→ WORK TO DO
Every line of the material below should be repeated exactly.

Dataset items:
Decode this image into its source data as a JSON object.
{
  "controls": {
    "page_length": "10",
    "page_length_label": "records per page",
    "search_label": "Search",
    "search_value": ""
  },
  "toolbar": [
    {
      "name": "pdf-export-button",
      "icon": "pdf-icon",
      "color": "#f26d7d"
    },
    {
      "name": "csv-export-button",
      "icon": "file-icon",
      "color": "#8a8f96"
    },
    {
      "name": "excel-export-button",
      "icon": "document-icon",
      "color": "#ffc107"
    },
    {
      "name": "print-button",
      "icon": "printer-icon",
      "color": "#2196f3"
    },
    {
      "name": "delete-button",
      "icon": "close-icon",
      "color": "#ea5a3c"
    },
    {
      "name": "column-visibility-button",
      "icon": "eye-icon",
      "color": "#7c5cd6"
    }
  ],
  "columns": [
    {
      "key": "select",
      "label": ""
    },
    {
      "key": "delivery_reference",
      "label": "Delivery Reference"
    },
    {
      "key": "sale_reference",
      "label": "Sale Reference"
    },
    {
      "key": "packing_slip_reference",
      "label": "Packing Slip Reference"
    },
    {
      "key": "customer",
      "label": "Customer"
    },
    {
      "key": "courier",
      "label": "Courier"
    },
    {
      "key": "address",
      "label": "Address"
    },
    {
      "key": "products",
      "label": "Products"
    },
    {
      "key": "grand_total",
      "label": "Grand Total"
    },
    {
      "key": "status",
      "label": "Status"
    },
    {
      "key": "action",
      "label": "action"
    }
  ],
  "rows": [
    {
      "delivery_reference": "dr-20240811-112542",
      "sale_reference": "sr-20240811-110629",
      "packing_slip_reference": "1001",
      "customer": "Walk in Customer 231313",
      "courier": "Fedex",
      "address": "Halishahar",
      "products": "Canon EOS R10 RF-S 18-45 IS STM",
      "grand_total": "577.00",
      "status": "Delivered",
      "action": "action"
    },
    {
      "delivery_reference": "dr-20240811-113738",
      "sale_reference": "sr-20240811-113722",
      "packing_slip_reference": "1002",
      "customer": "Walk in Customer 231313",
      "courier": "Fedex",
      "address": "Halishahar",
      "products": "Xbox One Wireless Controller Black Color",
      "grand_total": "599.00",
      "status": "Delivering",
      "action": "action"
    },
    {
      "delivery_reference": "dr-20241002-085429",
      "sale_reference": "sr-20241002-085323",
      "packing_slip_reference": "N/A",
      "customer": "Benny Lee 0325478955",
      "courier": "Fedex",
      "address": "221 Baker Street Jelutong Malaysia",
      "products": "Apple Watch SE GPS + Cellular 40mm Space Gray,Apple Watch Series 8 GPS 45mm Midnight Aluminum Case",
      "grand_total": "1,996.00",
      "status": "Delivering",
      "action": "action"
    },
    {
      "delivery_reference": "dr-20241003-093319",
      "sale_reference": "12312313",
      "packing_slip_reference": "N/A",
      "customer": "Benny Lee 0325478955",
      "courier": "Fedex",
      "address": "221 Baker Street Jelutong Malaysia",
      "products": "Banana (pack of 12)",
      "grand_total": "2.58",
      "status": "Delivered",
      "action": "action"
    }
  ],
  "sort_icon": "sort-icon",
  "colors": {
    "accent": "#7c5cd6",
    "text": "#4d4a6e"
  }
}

→ ANSWER TO THE EXERCISE
Decode this image into its source data as a JSON object.
{
  "controls": {
    "page_length": "10",
    "page_length_label": "records per page",
    "search_label": "Search",
    "search_value": ""
  },
  "toolbar": [
    {
      "name": "pdf-export-button",
      "icon": "pdf-icon",
      "color": "#f26d7d"
    },
    {
      "name": "csv-export-button",
      "icon": "file-icon",
      "color": "#8a8f96"
    },
    {
      "name": "excel-export-button",
      "icon": "document-icon",
      "color": "#ffc107"
    },
    {
      "name": "print-button",
      "icon": "printer-icon",
      "color": "#2196f3"
    },
    {
      "name": "delete-button",
      "icon": "close-icon",
      "color": "#ea5a3c"
    },
    {
      "name": "column-visibility-button",
      "icon": "eye-icon",
      "color": "#7c5cd6"
    }
  ],
  "columns": [
    {
      "key": "select",
      "label": ""
    },
    {
      "key": "delivery_reference",
      "label": "Delivery Reference"
    },
    {
      "key": "sale_reference",
      "label": "Sale Reference"
    },
    {
      "key": "packing_slip_reference",
      "label": "Packing Slip Reference"
    },
    {
      "key": "customer",
      "label": "Customer"
    },
    {
      "key": "courier",
      "label": "Courier"
    },
    {
      "key": "address",
      "label": "Address"
    },
    {
      "key": "products",
      "label": "Products"
    },
    {
      "key": "grand_total",
      "label": "Grand Total"
    },
    {
      "key": "status",
      "label": "Status"
    },
    {
      "key": "action",
      "label": "action"
    }
  ],
  "rows": [
    {
      "delivery_reference": "dr-20240811-112542",
      "sale_reference": "sr-20240811-110629",
      "packing_slip_reference": "1001",
      "customer": "Walk in Customer 231313",
      "courier": "Fedex",
      "address": "Halishahar",
      "products": "Canon EOS R10 RF-S 18-45 IS STM",
      "grand_total": "577.00",
      "status": "Delivered",
      "action": "action"
    },
    {
      "delivery_reference": "dr-20240811-113738",
      "sale_reference": "sr-20240811-113722",
      "packing_slip_reference": "1002",
      "customer": "Walk in Customer 231313",
      "courier": "Fedex",
      "address": "Halishahar",
      "products": "Xbox One Wireless Controller Black Color",
      "grand_total": "599.00",
      "status": "Delivering",
      "action": "action"
    },
    {
      "delivery_reference": "dr-20241002-085429",
      "sale_reference": "sr-20241002-085323",
      "packing_slip_reference": "N/A",
      "customer": "Benny Lee 0325478955",
      "courier": "Fedex",
      "address": "221 Baker Street Jelutong Malaysia",
      "products": "Apple Watch SE GPS + Cellular 40mm Space Gray,Apple Watch Series 8 GPS 45mm Midnight Aluminum Case",
      "grand_total": "1,996.00",
      "status": "Delivering",
      "action": "action"
    },
    {
      "delivery_reference": "dr-20241003-093319",
      "sale_reference": "12312313",
      "packing_slip_reference": "N/A",
      "customer": "Benny Lee 0325478955",
      "courier": "Fedex",
      "address": "221 Baker Street Jelutong Malaysia",
      "products": "Banana (pack of 12)",
      "grand_total": "2.58",
      "status": "Delivered",
      "action": "action"
    }
  ],
  "sort_icon": "sort-icon",
  "colors": {
    "accent": "#7c5cd6",
    "text": "#4d4a6e"
  }
}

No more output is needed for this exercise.